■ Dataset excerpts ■
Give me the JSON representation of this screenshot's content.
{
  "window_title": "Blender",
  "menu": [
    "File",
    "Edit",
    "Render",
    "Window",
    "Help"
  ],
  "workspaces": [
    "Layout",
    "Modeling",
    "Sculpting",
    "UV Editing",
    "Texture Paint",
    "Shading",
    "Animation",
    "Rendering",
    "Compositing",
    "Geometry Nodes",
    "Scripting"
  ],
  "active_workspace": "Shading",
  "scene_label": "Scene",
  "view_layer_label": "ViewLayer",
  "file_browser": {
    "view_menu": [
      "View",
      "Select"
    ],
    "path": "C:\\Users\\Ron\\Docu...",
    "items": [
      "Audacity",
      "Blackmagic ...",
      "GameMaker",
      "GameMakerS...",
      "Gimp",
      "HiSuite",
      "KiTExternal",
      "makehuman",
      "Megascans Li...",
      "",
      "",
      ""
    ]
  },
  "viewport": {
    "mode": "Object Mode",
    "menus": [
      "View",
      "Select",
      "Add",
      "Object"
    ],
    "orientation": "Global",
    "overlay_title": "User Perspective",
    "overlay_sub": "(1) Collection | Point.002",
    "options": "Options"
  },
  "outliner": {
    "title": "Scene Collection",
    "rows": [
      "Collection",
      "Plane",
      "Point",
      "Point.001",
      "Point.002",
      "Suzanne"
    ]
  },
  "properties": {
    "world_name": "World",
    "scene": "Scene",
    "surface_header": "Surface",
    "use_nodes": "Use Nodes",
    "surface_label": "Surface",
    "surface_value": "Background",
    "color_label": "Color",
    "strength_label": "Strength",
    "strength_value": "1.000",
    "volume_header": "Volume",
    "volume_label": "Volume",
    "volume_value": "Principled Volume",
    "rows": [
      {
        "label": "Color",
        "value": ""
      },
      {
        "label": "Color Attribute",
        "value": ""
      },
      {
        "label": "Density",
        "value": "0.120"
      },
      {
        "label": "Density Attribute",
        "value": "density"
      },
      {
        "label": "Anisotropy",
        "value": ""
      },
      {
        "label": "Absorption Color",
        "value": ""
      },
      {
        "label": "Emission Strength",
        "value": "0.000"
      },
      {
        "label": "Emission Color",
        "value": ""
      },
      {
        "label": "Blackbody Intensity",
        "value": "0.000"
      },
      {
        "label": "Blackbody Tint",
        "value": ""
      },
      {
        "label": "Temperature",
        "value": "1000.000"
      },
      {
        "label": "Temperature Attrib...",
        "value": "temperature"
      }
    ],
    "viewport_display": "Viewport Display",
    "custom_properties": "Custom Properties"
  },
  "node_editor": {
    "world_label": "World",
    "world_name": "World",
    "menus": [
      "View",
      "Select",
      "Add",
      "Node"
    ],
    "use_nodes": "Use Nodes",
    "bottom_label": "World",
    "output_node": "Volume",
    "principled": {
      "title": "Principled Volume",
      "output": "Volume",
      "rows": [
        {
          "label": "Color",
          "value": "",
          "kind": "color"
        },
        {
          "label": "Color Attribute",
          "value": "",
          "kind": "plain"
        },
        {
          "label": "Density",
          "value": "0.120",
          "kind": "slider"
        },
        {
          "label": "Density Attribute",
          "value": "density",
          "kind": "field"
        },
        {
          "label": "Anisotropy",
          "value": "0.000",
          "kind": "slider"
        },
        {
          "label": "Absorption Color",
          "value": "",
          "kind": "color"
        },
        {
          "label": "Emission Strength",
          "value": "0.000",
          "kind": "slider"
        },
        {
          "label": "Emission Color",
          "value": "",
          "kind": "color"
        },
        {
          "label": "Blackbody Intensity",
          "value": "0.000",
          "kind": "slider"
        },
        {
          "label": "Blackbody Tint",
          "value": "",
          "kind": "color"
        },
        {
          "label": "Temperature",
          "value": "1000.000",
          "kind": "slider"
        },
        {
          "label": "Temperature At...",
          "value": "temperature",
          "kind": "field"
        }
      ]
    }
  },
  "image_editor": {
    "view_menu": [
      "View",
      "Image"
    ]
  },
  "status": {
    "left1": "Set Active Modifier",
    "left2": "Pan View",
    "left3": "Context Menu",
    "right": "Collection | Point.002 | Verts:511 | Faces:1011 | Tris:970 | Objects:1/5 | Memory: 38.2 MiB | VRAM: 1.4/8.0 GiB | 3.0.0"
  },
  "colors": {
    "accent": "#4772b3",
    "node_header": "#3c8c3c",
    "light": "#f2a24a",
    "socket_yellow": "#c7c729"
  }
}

■ Requirement ■
Look for the word "Attribute" in every line of the listing and copy the lines that have it.

■ Expected output ■
        "label": "Color Attribute",
        "label": "Density Attribute",
          "label": "Color Attribute",
          "label": "Density Attribute",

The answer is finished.